Written problem. Extract all of the entries and set them down verbatim.

Saved data entries
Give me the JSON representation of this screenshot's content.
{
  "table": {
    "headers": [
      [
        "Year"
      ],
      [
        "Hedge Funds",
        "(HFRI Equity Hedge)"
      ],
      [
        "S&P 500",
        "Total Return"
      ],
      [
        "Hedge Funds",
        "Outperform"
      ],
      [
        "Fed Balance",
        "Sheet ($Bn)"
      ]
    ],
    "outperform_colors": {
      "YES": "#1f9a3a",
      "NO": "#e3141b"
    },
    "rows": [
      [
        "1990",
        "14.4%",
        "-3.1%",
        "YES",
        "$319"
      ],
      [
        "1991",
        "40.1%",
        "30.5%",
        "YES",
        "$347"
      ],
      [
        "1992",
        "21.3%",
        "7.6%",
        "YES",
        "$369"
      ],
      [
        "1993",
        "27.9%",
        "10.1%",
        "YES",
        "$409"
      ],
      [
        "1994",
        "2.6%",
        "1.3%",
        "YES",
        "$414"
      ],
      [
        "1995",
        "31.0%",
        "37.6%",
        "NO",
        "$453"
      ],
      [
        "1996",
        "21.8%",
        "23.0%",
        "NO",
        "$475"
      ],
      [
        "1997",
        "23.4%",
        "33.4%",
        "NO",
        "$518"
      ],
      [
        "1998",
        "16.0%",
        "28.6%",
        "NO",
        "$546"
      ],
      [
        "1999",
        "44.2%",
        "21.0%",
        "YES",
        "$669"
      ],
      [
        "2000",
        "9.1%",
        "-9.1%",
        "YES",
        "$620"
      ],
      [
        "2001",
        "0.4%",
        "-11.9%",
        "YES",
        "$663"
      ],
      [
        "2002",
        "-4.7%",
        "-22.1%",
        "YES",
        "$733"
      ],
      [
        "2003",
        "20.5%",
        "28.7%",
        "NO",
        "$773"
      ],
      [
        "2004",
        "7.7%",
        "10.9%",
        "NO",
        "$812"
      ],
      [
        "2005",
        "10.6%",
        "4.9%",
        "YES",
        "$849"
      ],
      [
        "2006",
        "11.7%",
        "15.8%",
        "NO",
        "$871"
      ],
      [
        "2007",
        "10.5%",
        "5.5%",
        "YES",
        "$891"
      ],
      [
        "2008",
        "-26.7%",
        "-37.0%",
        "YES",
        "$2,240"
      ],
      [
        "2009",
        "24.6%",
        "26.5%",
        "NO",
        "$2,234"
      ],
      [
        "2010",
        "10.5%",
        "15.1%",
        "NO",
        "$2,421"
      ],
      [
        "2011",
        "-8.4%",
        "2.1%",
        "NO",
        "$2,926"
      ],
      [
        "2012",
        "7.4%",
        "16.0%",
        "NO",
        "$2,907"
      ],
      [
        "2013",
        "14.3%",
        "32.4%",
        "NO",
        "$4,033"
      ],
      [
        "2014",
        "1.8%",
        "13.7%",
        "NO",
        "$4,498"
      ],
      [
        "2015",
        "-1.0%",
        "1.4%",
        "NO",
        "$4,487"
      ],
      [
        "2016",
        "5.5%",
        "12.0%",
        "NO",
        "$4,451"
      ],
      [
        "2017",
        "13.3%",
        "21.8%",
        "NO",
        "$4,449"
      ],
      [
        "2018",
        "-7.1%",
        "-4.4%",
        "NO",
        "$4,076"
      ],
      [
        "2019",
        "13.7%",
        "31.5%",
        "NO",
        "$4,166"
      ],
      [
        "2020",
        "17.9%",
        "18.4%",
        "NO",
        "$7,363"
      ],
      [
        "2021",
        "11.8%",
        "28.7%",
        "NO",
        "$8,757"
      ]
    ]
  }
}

Written response.
Give me the JSON representation of this screenshot's content.
{
  "table": {
    "headers": [
      [
        "Year"
      ],
      [
        "Hedge Funds",
        "(HFRI Equity Hedge)"
      ],
      [
        "S&P 500",
        "Total Return"
      ],
      [
        "Hedge Funds",
        "Outperform"
      ],
      [
        "Fed Balance",
        "Sheet ($Bn)"
      ]
    ],
    "outperform_colors": {
      "YES": "#1f9a3a",
      "NO": "#e3141b"
    },
    "rows": [
      [
        "1990",
        "14.4%",
        "-3.1%",
        "YES",
        "$319"
      ],
      [
        "1991",
        "40.1%",
        "30.5%",
        "YES",
        "$347"
      ],
      [
        "1992",
        "21.3%",
        "7.6%",
        "YES",
        "$369"
      ],
      [
        "1993",
        "27.9%",
        "10.1%",
        "YES",
        "$409"
      ],
      [
        "1994",
        "2.6%",
        "1.3%",
        "YES",
        "$414"
      ],
      [
        "1995",
        "31.0%",
        "37.6%",
        "NO",
        "$453"
      ],
      [
        "1996",
        "21.8%",
        "23.0%",
        "NO",
        "$475"
      ],
      [
        "1997",
        "23.4%",
        "33.4%",
        "NO",
        "$518"
      ],
      [
        "1998",
        "16.0%",
        "28.6%",
        "NO",
        "$546"
      ],
      [
        "1999",
        "44.2%",
        "21.0%",
        "YES",
        "$669"
      ],
      [
        "2000",
        "9.1%",
        "-9.1%",
        "YES",
        "$620"
      ],
      [
        "2001",
        "0.4%",
        "-11.9%",
        "YES",
        "$663"
      ],
      [
        "2002",
        "-4.7%",
        "-22.1%",
        "YES",
        "$733"
      ],
      [
        "2003",
        "20.5%",
        "28.7%",
        "NO",
        "$773"
      ],
      [
        "2004",
        "7.7%",
        "10.9%",
        "NO",
        "$812"
      ],
      [
        "2005",
        "10.6%",
        "4.9%",
        "YES",
        "$849"
      ],
      [
        "2006",
        "11.7%",
        "15.8%",
        "NO",
        "$871"
      ],
      [
        "2007",
        "10.5%",
        "5.5%",
        "YES",
        "$891"
      ],
      [
        "2008",
        "-26.7%",
        "-37.0%",
        "YES",
        "$2,240"
      ],
      [
        "2009",
        "24.6%",
        "26.5%",
        "NO",
        "$2,234"
      ],
      [
        "2010",
        "10.5%",
        "15.1%",
        "NO",
        "$2,421"
      ],
      [
        "2011",
        "-8.4%",
        "2.1%",
        "NO",
        "$2,926"
      ],
      [
        "2012",
        "7.4%",
        "16.0%",
        "NO",
        "$2,907"
      ],
      [
        "2013",
        "14.3%",
        "32.4%",
        "NO",
        "$4,033"
      ],
      [
        "2014",
        "1.8%",
        "13.7%",
        "NO",
        "$4,498"
      ],
      [
        "2015",
        "-1.0%",
        "1.4%",
        "NO",
        "$4,487"
      ],
      [
        "2016",
        "5.5%",
        "12.0%",
        "NO",
        "$4,451"
      ],
      [
        "2017",
        "13.3%",
        "21.8%",
        "NO",
        "$4,449"
      ],
      [
        "2018",
        "-7.1%",
        "-4.4%",
        "NO",
        "$4,076"
      ],
      [
        "2019",
        "13.7%",
        "31.5%",
        "NO",
        "$4,166"
      ],
      [
        "2020",
        "17.9%",
        "18.4%",
        "NO",
        "$7,363"
      ],
      [
        "2021",
        "11.8%",
        "28.7%",
        "NO",
        "$8,757"
      ]
    ]
  }
}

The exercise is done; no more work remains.